## Exercise directions
Can you reproduce all of the material below word for word, keeping every line unchanged?

Start

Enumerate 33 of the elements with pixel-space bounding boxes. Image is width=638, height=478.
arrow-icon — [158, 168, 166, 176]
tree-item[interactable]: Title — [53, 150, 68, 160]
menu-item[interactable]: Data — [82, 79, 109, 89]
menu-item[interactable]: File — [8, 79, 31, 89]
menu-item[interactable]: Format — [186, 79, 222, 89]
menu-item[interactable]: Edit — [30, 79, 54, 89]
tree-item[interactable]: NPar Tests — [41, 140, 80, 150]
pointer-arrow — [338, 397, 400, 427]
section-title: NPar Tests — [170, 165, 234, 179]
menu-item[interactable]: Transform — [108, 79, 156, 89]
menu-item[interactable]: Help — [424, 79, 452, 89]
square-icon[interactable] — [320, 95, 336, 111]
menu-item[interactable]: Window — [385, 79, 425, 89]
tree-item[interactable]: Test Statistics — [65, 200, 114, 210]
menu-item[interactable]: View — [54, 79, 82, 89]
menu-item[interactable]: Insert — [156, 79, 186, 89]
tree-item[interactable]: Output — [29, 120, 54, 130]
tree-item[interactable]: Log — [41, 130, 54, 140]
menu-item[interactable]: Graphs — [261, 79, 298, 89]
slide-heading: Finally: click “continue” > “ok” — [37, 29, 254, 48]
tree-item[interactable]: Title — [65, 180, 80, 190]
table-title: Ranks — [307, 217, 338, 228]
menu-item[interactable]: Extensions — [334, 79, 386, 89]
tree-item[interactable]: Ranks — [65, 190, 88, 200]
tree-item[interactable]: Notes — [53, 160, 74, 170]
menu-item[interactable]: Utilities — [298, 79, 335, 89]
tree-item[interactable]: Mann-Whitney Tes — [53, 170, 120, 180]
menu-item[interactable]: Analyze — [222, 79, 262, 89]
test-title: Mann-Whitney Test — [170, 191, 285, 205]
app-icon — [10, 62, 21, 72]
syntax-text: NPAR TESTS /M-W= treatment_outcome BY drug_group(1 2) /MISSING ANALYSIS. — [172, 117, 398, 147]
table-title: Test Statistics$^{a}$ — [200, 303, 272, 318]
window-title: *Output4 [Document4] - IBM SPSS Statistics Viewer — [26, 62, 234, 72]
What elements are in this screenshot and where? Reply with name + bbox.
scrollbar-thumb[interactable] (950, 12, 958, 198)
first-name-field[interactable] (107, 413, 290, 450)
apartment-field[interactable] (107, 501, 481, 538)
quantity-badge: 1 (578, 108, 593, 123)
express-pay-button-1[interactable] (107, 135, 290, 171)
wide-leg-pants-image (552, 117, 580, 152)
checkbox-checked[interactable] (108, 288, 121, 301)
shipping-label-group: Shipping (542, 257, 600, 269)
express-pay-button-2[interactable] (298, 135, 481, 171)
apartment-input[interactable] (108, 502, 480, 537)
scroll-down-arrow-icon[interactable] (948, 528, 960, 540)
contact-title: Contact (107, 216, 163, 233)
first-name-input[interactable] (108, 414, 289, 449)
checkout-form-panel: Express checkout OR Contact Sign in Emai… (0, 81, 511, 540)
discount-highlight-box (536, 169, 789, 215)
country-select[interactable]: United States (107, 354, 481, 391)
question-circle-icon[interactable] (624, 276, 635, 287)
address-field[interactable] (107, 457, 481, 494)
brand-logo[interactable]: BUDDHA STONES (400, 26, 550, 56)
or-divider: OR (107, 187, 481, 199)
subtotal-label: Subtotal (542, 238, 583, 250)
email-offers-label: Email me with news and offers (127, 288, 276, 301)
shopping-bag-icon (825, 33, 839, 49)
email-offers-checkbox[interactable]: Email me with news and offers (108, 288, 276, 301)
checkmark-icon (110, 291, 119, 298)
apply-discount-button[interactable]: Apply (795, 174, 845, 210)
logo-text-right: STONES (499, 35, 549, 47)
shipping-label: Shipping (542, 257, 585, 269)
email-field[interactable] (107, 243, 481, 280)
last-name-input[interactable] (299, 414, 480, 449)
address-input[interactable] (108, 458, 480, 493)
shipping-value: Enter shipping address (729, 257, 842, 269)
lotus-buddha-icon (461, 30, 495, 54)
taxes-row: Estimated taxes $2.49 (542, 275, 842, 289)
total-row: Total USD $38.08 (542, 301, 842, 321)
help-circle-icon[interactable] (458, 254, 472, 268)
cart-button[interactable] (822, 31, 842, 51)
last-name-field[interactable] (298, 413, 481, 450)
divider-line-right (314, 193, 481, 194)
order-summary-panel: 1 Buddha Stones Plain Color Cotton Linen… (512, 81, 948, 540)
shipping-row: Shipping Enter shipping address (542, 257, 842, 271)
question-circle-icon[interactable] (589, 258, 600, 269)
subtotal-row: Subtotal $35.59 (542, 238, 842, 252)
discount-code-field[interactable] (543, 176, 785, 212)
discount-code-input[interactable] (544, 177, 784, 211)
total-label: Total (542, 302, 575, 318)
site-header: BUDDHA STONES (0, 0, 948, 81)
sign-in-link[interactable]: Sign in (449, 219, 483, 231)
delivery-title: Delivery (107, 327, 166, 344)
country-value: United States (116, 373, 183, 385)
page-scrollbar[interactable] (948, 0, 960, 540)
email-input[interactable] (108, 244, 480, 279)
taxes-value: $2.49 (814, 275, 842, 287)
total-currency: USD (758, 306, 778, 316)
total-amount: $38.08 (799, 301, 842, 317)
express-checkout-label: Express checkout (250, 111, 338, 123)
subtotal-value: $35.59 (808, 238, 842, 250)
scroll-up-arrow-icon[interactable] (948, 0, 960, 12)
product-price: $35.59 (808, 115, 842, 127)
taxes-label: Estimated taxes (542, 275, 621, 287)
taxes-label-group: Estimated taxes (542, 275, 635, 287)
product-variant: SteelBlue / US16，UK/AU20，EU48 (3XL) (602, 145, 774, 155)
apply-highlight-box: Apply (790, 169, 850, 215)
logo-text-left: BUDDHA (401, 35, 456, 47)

End

## Expected output
Enumerate 33 of the elements with pixel-space bounding boxes. Image is width=638, height=478.
arrow-icon — [158, 168, 166, 176]
tree-item[interactable]: Title — [53, 150, 68, 160]
menu-item[interactable]: Data — [82, 79, 109, 89]
menu-item[interactable]: File — [8, 79, 31, 89]
menu-item[interactable]: Format — [186, 79, 222, 89]
menu-item[interactable]: Edit — [30, 79, 54, 89]
tree-item[interactable]: NPar Tests — [41, 140, 80, 150]
pointer-arrow — [338, 397, 400, 427]
section-title: NPar Tests — [170, 165, 234, 179]
menu-item[interactable]: Transform — [108, 79, 156, 89]
menu-item[interactable]: Help — [424, 79, 452, 89]
square-icon[interactable] — [320, 95, 336, 111]
menu-item[interactable]: Window — [385, 79, 425, 89]
tree-item[interactable]: Test Statistics — [65, 200, 114, 210]
menu-item[interactable]: View — [54, 79, 82, 89]
menu-item[interactable]: Insert — [156, 79, 186, 89]
tree-item[interactable]: Output — [29, 120, 54, 130]
tree-item[interactable]: Log — [41, 130, 54, 140]
menu-item[interactable]: Graphs — [261, 79, 298, 89]
slide-heading: Finally: click “continue” > “ok” — [37, 29, 254, 48]
tree-item[interactable]: Title — [65, 180, 80, 190]
table-title: Ranks — [307, 217, 338, 228]
menu-item[interactable]: Extensions — [334, 79, 386, 89]
tree-item[interactable]: Ranks — [65, 190, 88, 200]
tree-item[interactable]: Notes — [53, 160, 74, 170]
menu-item[interactable]: Utilities — [298, 79, 335, 89]
tree-item[interactable]: Mann-Whitney Tes — [53, 170, 120, 180]
menu-item[interactable]: Analyze — [222, 79, 262, 89]
test-title: Mann-Whitney Test — [170, 191, 285, 205]
app-icon — [10, 62, 21, 72]
syntax-text: NPAR TESTS /M-W= treatment_outcome BY drug_group(1 2) /MISSING ANALYSIS. — [172, 117, 398, 147]
table-title: Test Statistics$^{a}$ — [200, 303, 272, 318]
window-title: *Output4 [Document4] - IBM SPSS Statistics Viewer — [26, 62, 234, 72]
What elements are in this screenshot and where? Reply with name + bbox.
scrollbar-thumb[interactable] (950, 12, 958, 198)
first-name-field[interactable] (107, 413, 290, 450)
apartment-field[interactable] (107, 501, 481, 538)
quantity-badge: 1 (578, 108, 593, 123)
express-pay-button-1[interactable] (107, 135, 290, 171)
wide-leg-pants-image (552, 117, 580, 152)
checkbox-checked[interactable] (108, 288, 121, 301)
shipping-label-group: Shipping (542, 257, 600, 269)
express-pay-button-2[interactable] (298, 135, 481, 171)
apartment-input[interactable] (108, 502, 480, 537)
scroll-down-arrow-icon[interactable] (948, 528, 960, 540)
contact-title: Contact (107, 216, 163, 233)
first-name-input[interactable] (108, 414, 289, 449)
checkout-form-panel: Express checkout OR Contact Sign in Emai… (0, 81, 511, 540)
discount-highlight-box (536, 169, 789, 215)
country-select[interactable]: United States (107, 354, 481, 391)
question-circle-icon[interactable] (624, 276, 635, 287)
address-field[interactable] (107, 457, 481, 494)
brand-logo[interactable]: BUDDHA STONES (400, 26, 550, 56)
or-divider: OR (107, 187, 481, 199)
subtotal-label: Subtotal (542, 238, 583, 250)
email-offers-label: Email me with news and offers (127, 288, 276, 301)
shopping-bag-icon (825, 33, 839, 49)
email-offers-checkbox[interactable]: Email me with news and offers (108, 288, 276, 301)
checkmark-icon (110, 291, 119, 298)
apply-discount-button[interactable]: Apply (795, 174, 845, 210)
logo-text-right: STONES (499, 35, 549, 47)
shipping-label: Shipping (542, 257, 585, 269)
email-field[interactable] (107, 243, 481, 280)
last-name-input[interactable] (299, 414, 480, 449)
address-input[interactable] (108, 458, 480, 493)
shipping-value: Enter shipping address (729, 257, 842, 269)
lotus-buddha-icon (461, 30, 495, 54)
taxes-row: Estimated taxes $2.49 (542, 275, 842, 289)
total-row: Total USD $38.08 (542, 301, 842, 321)
help-circle-icon[interactable] (458, 254, 472, 268)
cart-button[interactable] (822, 31, 842, 51)
last-name-field[interactable] (298, 413, 481, 450)
divider-line-right (314, 193, 481, 194)
order-summary-panel: 1 Buddha Stones Plain Color Cotton Linen… (512, 81, 948, 540)
shipping-row: Shipping Enter shipping address (542, 257, 842, 271)
question-circle-icon[interactable] (589, 258, 600, 269)
subtotal-row: Subtotal $35.59 (542, 238, 842, 252)
discount-code-field[interactable] (543, 176, 785, 212)
discount-code-input[interactable] (544, 177, 784, 211)
total-label: Total (542, 302, 575, 318)
site-header: BUDDHA STONES (0, 0, 948, 81)
sign-in-link[interactable]: Sign in (449, 219, 483, 231)
delivery-title: Delivery (107, 327, 166, 344)
country-value: United States (116, 373, 183, 385)
page-scrollbar[interactable] (948, 0, 960, 540)
email-input[interactable] (108, 244, 480, 279)
taxes-value: $2.49 (814, 275, 842, 287)
total-currency: USD (758, 306, 778, 316)
total-amount: $38.08 (799, 301, 842, 317)
express-checkout-label: Express checkout (250, 111, 338, 123)
subtotal-value: $35.59 (808, 238, 842, 250)
scroll-up-arrow-icon[interactable] (948, 0, 960, 12)
product-price: $35.59 (808, 115, 842, 127)
taxes-label: Estimated taxes (542, 275, 621, 287)
taxes-label-group: Estimated taxes (542, 275, 635, 287)
product-variant: SteelBlue / US16，UK/AU20，EU48 (3XL) (602, 145, 774, 155)
apply-highlight-box: Apply (790, 169, 850, 215)
logo-text-left: BUDDHA (401, 35, 456, 47)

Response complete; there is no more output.